▸ **Task to complete**:
The data below is to be returned in full and exactly.

▸ **Recorded data**:
---*---

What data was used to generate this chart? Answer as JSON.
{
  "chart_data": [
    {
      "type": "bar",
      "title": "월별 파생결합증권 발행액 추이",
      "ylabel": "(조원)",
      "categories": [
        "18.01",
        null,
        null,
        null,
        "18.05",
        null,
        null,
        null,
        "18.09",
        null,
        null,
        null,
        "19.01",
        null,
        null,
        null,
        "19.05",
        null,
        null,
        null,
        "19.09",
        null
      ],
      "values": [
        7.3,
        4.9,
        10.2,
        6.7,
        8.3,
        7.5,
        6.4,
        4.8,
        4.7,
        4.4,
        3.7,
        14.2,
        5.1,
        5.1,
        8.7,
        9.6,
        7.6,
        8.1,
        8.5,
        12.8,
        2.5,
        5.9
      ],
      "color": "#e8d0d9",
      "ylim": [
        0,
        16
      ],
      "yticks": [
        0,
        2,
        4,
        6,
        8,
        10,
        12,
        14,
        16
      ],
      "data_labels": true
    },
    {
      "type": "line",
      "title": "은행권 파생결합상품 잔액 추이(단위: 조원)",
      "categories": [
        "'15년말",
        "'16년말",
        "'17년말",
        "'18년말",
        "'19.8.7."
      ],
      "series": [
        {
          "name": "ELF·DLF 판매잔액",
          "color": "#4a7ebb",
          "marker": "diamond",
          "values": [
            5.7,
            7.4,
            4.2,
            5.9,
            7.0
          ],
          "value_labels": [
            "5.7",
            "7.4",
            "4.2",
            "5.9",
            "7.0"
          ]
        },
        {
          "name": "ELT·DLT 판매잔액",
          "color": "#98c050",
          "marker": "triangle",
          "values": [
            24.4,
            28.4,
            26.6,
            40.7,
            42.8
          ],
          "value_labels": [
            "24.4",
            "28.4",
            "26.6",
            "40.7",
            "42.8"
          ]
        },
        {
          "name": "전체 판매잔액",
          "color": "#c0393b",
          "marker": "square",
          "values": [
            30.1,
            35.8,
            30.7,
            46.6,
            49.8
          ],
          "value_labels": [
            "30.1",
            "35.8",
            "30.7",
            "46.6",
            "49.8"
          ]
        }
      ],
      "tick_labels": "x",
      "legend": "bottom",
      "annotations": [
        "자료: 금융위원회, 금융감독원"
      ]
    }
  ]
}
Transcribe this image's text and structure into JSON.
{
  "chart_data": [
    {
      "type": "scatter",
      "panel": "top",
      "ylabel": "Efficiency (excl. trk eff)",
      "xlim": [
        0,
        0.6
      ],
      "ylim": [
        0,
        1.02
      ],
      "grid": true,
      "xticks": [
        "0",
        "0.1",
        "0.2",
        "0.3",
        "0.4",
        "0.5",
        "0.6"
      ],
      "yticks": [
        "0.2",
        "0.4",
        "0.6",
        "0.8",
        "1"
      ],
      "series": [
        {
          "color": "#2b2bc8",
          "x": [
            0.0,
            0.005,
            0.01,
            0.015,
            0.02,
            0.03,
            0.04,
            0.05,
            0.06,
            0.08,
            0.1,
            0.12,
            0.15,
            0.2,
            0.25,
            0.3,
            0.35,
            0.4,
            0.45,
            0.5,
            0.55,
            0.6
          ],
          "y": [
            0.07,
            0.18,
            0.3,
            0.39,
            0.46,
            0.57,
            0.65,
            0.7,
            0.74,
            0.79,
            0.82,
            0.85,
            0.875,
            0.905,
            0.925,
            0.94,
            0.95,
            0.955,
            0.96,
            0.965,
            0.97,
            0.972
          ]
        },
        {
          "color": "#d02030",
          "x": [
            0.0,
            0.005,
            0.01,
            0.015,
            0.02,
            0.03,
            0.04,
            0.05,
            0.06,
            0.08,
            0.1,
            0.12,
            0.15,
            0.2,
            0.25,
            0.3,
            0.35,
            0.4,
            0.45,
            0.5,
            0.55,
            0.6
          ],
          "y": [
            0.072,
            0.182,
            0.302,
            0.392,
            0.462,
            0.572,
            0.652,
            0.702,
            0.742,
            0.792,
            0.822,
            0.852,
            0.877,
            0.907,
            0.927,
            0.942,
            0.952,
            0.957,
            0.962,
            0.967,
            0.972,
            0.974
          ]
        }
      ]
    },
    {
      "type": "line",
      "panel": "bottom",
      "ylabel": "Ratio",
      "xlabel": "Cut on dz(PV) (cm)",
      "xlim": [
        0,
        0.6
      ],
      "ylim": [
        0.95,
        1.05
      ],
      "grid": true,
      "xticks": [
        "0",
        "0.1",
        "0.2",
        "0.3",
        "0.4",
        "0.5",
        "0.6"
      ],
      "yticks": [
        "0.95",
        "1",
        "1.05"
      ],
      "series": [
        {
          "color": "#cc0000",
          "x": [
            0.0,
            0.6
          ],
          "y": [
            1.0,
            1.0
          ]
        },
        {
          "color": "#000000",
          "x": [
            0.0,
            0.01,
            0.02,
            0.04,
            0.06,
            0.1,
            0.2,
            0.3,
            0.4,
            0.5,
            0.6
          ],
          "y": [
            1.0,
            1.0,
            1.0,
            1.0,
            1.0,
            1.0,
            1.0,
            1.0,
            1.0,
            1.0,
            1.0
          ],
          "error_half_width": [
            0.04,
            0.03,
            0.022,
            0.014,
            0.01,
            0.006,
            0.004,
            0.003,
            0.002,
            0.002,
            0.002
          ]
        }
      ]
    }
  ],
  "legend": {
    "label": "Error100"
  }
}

---*---

▸ **Response to this task**:
What data was used to generate this chart? Answer as JSON.
{
  "chart_data": [
    {
      "type": "bar",
      "title": "월별 파생결합증권 발행액 추이",
      "ylabel": "(조원)",
      "categories": [
        "18.01",
        null,
        null,
        null,
        "18.05",
        null,
        null,
        null,
        "18.09",
        null,
        null,
        null,
        "19.01",
        null,
        null,
        null,
        "19.05",
        null,
        null,
        null,
        "19.09",
        null
      ],
      "values": [
        7.3,
        4.9,
        10.2,
        6.7,
        8.3,
        7.5,
        6.4,
        4.8,
        4.7,
        4.4,
        3.7,
        14.2,
        5.1,
        5.1,
        8.7,
        9.6,
        7.6,
        8.1,
        8.5,
        12.8,
        2.5,
        5.9
      ],
      "color": "#e8d0d9",
      "ylim": [
        0,
        16
      ],
      "yticks": [
        0,
        2,
        4,
        6,
        8,
        10,
        12,
        14,
        16
      ],
      "data_labels": true
    },
    {
      "type": "line",
      "title": "은행권 파생결합상품 잔액 추이(단위: 조원)",
      "categories": [
        "'15년말",
        "'16년말",
        "'17년말",
        "'18년말",
        "'19.8.7."
      ],
      "series": [
        {
          "name": "ELF·DLF 판매잔액",
          "color": "#4a7ebb",
          "marker": "diamond",
          "values": [
            5.7,
            7.4,
            4.2,
            5.9,
            7.0
          ],
          "value_labels": [
            "5.7",
            "7.4",
            "4.2",
            "5.9",
            "7.0"
          ]
        },
        {
          "name": "ELT·DLT 판매잔액",
          "color": "#98c050",
          "marker": "triangle",
          "values": [
            24.4,
            28.4,
            26.6,
            40.7,
            42.8
          ],
          "value_labels": [
            "24.4",
            "28.4",
            "26.6",
            "40.7",
            "42.8"
          ]
        },
        {
          "name": "전체 판매잔액",
          "color": "#c0393b",
          "marker": "square",
          "values": [
            30.1,
            35.8,
            30.7,
            46.6,
            49.8
          ],
          "value_labels": [
            "30.1",
            "35.8",
            "30.7",
            "46.6",
            "49.8"
          ]
        }
      ],
      "tick_labels": "x",
      "legend": "bottom",
      "annotations": [
        "자료: 금융위원회, 금융감독원"
      ]
    }
  ]
}
Transcribe this image's text and structure into JSON.
{
  "chart_data": [
    {
      "type": "scatter",
      "panel": "top",
      "ylabel": "Efficiency (excl. trk eff)",
      "xlim": [
        0,
        0.6
      ],
      "ylim": [
        0,
        1.02
      ],
      "grid": true,
      "xticks": [
        "0",
        "0.1",
        "0.2",
        "0.3",
        "0.4",
        "0.5",
        "0.6"
      ],
      "yticks": [
        "0.2",
        "0.4",
        "0.6",
        "0.8",
        "1"
      ],
      "series": [
        {
          "color": "#2b2bc8",
          "x": [
            0.0,
            0.005,
            0.01,
            0.015,
            0.02,
            0.03,
            0.04,
            0.05,
            0.06,
            0.08,
            0.1,
            0.12,
            0.15,
            0.2,
            0.25,
            0.3,
            0.35,
            0.4,
            0.45,
            0.5,
            0.55,
            0.6
          ],
          "y": [
            0.07,
            0.18,
            0.3,
            0.39,
            0.46,
            0.57,
            0.65,
            0.7,
            0.74,
            0.79,
            0.82,
            0.85,
            0.875,
            0.905,
            0.925,
            0.94,
            0.95,
            0.955,
            0.96,
            0.965,
            0.97,
            0.972
          ]
        },
        {
          "color": "#d02030",
          "x": [
            0.0,
            0.005,
            0.01,
            0.015,
            0.02,
            0.03,
            0.04,
            0.05,
            0.06,
            0.08,
            0.1,
            0.12,
            0.15,
            0.2,
            0.25,
            0.3,
            0.35,
            0.4,
            0.45,
            0.5,
            0.55,
            0.6
          ],
          "y": [
            0.072,
            0.182,
            0.302,
            0.392,
            0.462,
            0.572,
            0.652,
            0.702,
            0.742,
            0.792,
            0.822,
            0.852,
            0.877,
            0.907,
            0.927,
            0.942,
            0.952,
            0.957,
            0.962,
            0.967,
            0.972,
            0.974
          ]
        }
      ]
    },
    {
      "type": "line",
      "panel": "bottom",
      "ylabel": "Ratio",
      "xlabel": "Cut on dz(PV) (cm)",
      "xlim": [
        0,
        0.6
      ],
      "ylim": [
        0.95,
        1.05
      ],
      "grid": true,
      "xticks": [
        "0",
        "0.1",
        "0.2",
        "0.3",
        "0.4",
        "0.5",
        "0.6"
      ],
      "yticks": [
        "0.95",
        "1",
        "1.05"
      ],
      "series": [
        {
          "color": "#cc0000",
          "x": [
            0.0,
            0.6
          ],
          "y": [
            1.0,
            1.0
          ]
        },
        {
          "color": "#000000",
          "x": [
            0.0,
            0.01,
            0.02,
            0.04,
            0.06,
            0.1,
            0.2,
            0.3,
            0.4,
            0.5,
            0.6
          ],
          "y": [
            1.0,
            1.0,
            1.0,
            1.0,
            1.0,
            1.0,
            1.0,
            1.0,
            1.0,
            1.0,
            1.0
          ],
          "error_half_width": [
            0.04,
            0.03,
            0.022,
            0.014,
            0.01,
            0.006,
            0.004,
            0.003,
            0.002,
            0.002,
            0.002
          ]
        }
      ]
    }
  ],
  "legend": {
    "label": "Error100"
  }
}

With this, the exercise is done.